Below is a set of records; print all of them exactly as written.

** start **

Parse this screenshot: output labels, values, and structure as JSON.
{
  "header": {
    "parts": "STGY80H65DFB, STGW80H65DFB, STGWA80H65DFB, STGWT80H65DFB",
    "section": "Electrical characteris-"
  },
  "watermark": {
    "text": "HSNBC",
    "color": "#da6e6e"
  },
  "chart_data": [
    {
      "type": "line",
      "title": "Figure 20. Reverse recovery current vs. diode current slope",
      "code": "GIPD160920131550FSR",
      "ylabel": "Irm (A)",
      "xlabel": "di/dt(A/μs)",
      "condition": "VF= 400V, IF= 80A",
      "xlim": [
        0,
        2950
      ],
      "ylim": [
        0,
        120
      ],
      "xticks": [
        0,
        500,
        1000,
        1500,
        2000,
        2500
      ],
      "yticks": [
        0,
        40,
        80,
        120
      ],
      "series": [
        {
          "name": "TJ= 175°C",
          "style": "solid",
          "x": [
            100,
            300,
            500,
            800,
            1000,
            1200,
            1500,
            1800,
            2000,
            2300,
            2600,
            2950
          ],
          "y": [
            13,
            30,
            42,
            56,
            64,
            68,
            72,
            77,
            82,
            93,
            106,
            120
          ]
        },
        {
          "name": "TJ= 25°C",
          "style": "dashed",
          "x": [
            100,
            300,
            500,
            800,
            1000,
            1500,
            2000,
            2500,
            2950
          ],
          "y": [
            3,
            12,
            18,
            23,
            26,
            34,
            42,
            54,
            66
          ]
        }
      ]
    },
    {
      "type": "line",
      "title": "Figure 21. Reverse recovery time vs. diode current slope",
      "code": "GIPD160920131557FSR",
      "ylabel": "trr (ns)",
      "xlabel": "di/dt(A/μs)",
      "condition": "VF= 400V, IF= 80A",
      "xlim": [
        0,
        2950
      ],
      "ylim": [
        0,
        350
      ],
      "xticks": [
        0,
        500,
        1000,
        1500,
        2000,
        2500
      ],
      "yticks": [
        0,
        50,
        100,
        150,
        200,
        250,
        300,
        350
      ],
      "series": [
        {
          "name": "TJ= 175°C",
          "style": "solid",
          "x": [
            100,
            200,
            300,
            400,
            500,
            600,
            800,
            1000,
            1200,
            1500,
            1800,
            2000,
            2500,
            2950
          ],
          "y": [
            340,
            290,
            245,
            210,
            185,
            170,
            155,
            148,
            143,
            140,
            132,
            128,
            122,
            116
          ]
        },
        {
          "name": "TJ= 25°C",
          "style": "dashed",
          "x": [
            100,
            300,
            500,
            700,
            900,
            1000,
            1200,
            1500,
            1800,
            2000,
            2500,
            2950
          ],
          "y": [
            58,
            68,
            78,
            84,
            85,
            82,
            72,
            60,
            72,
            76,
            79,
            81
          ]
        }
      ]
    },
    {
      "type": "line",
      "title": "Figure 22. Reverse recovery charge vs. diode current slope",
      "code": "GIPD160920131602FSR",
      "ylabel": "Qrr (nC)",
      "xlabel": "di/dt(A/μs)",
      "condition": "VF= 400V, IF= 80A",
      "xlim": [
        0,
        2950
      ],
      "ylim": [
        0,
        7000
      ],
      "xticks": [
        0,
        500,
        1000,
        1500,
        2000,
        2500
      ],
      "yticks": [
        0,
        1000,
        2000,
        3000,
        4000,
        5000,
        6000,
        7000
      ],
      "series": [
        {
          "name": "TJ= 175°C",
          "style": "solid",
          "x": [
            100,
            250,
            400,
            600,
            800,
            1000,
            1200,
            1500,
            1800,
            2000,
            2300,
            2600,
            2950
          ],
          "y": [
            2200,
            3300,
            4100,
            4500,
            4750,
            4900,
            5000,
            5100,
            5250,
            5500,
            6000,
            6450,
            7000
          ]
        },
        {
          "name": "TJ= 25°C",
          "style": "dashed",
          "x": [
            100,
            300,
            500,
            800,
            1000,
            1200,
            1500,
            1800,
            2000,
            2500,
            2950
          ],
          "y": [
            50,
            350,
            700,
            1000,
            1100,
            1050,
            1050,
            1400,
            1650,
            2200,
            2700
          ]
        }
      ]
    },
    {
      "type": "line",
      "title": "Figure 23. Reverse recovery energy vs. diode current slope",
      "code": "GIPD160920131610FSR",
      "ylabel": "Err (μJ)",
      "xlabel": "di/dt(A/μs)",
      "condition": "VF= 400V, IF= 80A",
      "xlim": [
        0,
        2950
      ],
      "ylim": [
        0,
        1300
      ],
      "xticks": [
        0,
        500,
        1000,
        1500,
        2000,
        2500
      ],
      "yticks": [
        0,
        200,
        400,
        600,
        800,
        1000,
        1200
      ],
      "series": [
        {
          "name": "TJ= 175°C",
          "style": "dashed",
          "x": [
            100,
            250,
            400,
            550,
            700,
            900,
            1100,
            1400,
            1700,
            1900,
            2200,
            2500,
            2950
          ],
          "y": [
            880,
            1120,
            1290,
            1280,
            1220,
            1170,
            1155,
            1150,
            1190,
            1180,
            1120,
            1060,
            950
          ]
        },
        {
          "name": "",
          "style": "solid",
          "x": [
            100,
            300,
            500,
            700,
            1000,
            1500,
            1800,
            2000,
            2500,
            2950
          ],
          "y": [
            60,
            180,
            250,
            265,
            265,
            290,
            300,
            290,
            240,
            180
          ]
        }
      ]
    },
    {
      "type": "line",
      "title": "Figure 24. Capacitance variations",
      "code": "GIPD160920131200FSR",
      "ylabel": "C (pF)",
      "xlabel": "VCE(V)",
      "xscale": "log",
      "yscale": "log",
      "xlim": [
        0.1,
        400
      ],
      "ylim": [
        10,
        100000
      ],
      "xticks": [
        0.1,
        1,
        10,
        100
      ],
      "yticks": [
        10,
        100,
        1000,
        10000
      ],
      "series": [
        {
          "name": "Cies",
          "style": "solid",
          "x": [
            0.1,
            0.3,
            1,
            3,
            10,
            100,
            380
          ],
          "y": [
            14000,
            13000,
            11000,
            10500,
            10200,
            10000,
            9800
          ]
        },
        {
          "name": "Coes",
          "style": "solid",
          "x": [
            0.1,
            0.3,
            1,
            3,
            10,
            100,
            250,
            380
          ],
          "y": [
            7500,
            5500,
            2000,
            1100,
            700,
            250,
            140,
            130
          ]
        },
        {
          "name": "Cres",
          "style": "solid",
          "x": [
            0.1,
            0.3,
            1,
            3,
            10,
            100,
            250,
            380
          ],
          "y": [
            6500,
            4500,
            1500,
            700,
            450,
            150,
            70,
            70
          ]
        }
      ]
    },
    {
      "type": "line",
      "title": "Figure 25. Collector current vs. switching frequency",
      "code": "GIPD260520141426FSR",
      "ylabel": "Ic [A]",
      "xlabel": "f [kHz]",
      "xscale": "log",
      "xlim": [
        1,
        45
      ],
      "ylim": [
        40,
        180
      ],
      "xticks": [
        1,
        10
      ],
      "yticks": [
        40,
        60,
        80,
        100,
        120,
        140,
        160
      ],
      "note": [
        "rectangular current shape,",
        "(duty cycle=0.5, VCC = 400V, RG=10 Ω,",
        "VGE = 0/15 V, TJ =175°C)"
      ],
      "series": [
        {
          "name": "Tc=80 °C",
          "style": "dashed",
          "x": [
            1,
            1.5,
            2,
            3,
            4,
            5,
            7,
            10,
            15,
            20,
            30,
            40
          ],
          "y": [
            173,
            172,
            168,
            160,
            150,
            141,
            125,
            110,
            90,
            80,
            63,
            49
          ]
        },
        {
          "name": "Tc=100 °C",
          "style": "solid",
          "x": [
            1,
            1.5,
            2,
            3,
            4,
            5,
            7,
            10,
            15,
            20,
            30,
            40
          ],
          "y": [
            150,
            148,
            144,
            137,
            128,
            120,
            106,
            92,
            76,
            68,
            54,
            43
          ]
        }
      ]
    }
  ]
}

** end **

### Task result:
Parse this screenshot: output labels, values, and structure as JSON.
{
  "header": {
    "parts": "STGY80H65DFB, STGW80H65DFB, STGWA80H65DFB, STGWT80H65DFB",
    "section": "Electrical characteris-"
  },
  "watermark": {
    "text": "HSNBC",
    "color": "#da6e6e"
  },
  "chart_data": [
    {
      "type": "line",
      "title": "Figure 20. Reverse recovery current vs. diode current slope",
      "code": "GIPD160920131550FSR",
      "ylabel": "Irm (A)",
      "xlabel": "di/dt(A/μs)",
      "condition": "VF= 400V, IF= 80A",
      "xlim": [
        0,
        2950
      ],
      "ylim": [
        0,
        120
      ],
      "xticks": [
        0,
        500,
        1000,
        1500,
        2000,
        2500
      ],
      "yticks": [
        0,
        40,
        80,
        120
      ],
      "series": [
        {
          "name": "TJ= 175°C",
          "style": "solid",
          "x": [
            100,
            300,
            500,
            800,
            1000,
            1200,
            1500,
            1800,
            2000,
            2300,
            2600,
            2950
          ],
          "y": [
            13,
            30,
            42,
            56,
            64,
            68,
            72,
            77,
            82,
            93,
            106,
            120
          ]
        },
        {
          "name": "TJ= 25°C",
          "style": "dashed",
          "x": [
            100,
            300,
            500,
            800,
            1000,
            1500,
            2000,
            2500,
            2950
          ],
          "y": [
            3,
            12,
            18,
            23,
            26,
            34,
            42,
            54,
            66
          ]
        }
      ]
    },
    {
      "type": "line",
      "title": "Figure 21. Reverse recovery time vs. diode current slope",
      "code": "GIPD160920131557FSR",
      "ylabel": "trr (ns)",
      "xlabel": "di/dt(A/μs)",
      "condition": "VF= 400V, IF= 80A",
      "xlim": [
        0,
        2950
      ],
      "ylim": [
        0,
        350
      ],
      "xticks": [
        0,
        500,
        1000,
        1500,
        2000,
        2500
      ],
      "yticks": [
        0,
        50,
        100,
        150,
        200,
        250,
        300,
        350
      ],
      "series": [
        {
          "name": "TJ= 175°C",
          "style": "solid",
          "x": [
            100,
            200,
            300,
            400,
            500,
            600,
            800,
            1000,
            1200,
            1500,
            1800,
            2000,
            2500,
            2950
          ],
          "y": [
            340,
            290,
            245,
            210,
            185,
            170,
            155,
            148,
            143,
            140,
            132,
            128,
            122,
            116
          ]
        },
        {
          "name": "TJ= 25°C",
          "style": "dashed",
          "x": [
            100,
            300,
            500,
            700,
            900,
            1000,
            1200,
            1500,
            1800,
            2000,
            2500,
            2950
          ],
          "y": [
            58,
            68,
            78,
            84,
            85,
            82,
            72,
            60,
            72,
            76,
            79,
            81
          ]
        }
      ]
    },
    {
      "type": "line",
      "title": "Figure 22. Reverse recovery charge vs. diode current slope",
      "code": "GIPD160920131602FSR",
      "ylabel": "Qrr (nC)",
      "xlabel": "di/dt(A/μs)",
      "condition": "VF= 400V, IF= 80A",
      "xlim": [
        0,
        2950
      ],
      "ylim": [
        0,
        7000
      ],
      "xticks": [
        0,
        500,
        1000,
        1500,
        2000,
        2500
      ],
      "yticks": [
        0,
        1000,
        2000,
        3000,
        4000,
        5000,
        6000,
        7000
      ],
      "series": [
        {
          "name": "TJ= 175°C",
          "style": "solid",
          "x": [
            100,
            250,
            400,
            600,
            800,
            1000,
            1200,
            1500,
            1800,
            2000,
            2300,
            2600,
            2950
          ],
          "y": [
            2200,
            3300,
            4100,
            4500,
            4750,
            4900,
            5000,
            5100,
            5250,
            5500,
            6000,
            6450,
            7000
          ]
        },
        {
          "name": "TJ= 25°C",
          "style": "dashed",
          "x": [
            100,
            300,
            500,
            800,
            1000,
            1200,
            1500,
            1800,
            2000,
            2500,
            2950
          ],
          "y": [
            50,
            350,
            700,
            1000,
            1100,
            1050,
            1050,
            1400,
            1650,
            2200,
            2700
          ]
        }
      ]
    },
    {
      "type": "line",
      "title": "Figure 23. Reverse recovery energy vs. diode current slope",
      "code": "GIPD160920131610FSR",
      "ylabel": "Err (μJ)",
      "xlabel": "di/dt(A/μs)",
      "condition": "VF= 400V, IF= 80A",
      "xlim": [
        0,
        2950
      ],
      "ylim": [
        0,
        1300
      ],
      "xticks": [
        0,
        500,
        1000,
        1500,
        2000,
        2500
      ],
      "yticks": [
        0,
        200,
        400,
        600,
        800,
        1000,
        1200
      ],
      "series": [
        {
          "name": "TJ= 175°C",
          "style": "dashed",
          "x": [
            100,
            250,
            400,
            550,
            700,
            900,
            1100,
            1400,
            1700,
            1900,
            2200,
            2500,
            2950
          ],
          "y": [
            880,
            1120,
            1290,
            1280,
            1220,
            1170,
            1155,
            1150,
            1190,
            1180,
            1120,
            1060,
            950
          ]
        },
        {
          "name": "",
          "style": "solid",
          "x": [
            100,
            300,
            500,
            700,
            1000,
            1500,
            1800,
            2000,
            2500,
            2950
          ],
          "y": [
            60,
            180,
            250,
            265,
            265,
            290,
            300,
            290,
            240,
            180
          ]
        }
      ]
    },
    {
      "type": "line",
      "title": "Figure 24. Capacitance variations",
      "code": "GIPD160920131200FSR",
      "ylabel": "C (pF)",
      "xlabel": "VCE(V)",
      "xscale": "log",
      "yscale": "log",
      "xlim": [
        0.1,
        400
      ],
      "ylim": [
        10,
        100000
      ],
      "xticks": [
        0.1,
        1,
        10,
        100
      ],
      "yticks": [
        10,
        100,
        1000,
        10000
      ],
      "series": [
        {
          "name": "Cies",
          "style": "solid",
          "x": [
            0.1,
            0.3,
            1,
            3,
            10,
            100,
            380
          ],
          "y": [
            14000,
            13000,
            11000,
            10500,
            10200,
            10000,
            9800
          ]
        },
        {
          "name": "Coes",
          "style": "solid",
          "x": [
            0.1,
            0.3,
            1,
            3,
            10,
            100,
            250,
            380
          ],
          "y": [
            7500,
            5500,
            2000,
            1100,
            700,
            250,
            140,
            130
          ]
        },
        {
          "name": "Cres",
          "style": "solid",
          "x": [
            0.1,
            0.3,
            1,
            3,
            10,
            100,
            250,
            380
          ],
          "y": [
            6500,
            4500,
            1500,
            700,
            450,
            150,
            70,
            70
          ]
        }
      ]
    },
    {
      "type": "line",
      "title": "Figure 25. Collector current vs. switching frequency",
      "code": "GIPD260520141426FSR",
      "ylabel": "Ic [A]",
      "xlabel": "f [kHz]",
      "xscale": "log",
      "xlim": [
        1,
        45
      ],
      "ylim": [
        40,
        180
      ],
      "xticks": [
        1,
        10
      ],
      "yticks": [
        40,
        60,
        80,
        100,
        120,
        140,
        160
      ],
      "note": [
        "rectangular current shape,",
        "(duty cycle=0.5, VCC = 400V, RG=10 Ω,",
        "VGE = 0/15 V, TJ =175°C)"
      ],
      "series": [
        {
          "name": "Tc=80 °C",
          "style": "dashed",
          "x": [
            1,
            1.5,
            2,
            3,
            4,
            5,
            7,
            10,
            15,
            20,
            30,
            40
          ],
          "y": [
            173,
            172,
            168,
            160,
            150,
            141,
            125,
            110,
            90,
            80,
            63,
            49
          ]
        },
        {
          "name": "Tc=100 °C",
          "style": "solid",
          "x": [
            1,
            1.5,
            2,
            3,
            4,
            5,
            7,
            10,
            15,
            20,
            30,
            40
          ],
          "y": [
            150,
            148,
            144,
            137,
            128,
            120,
            106,
            92,
            76,
            68,
            54,
            43
          ]
        }
      ]
    }
  ]
}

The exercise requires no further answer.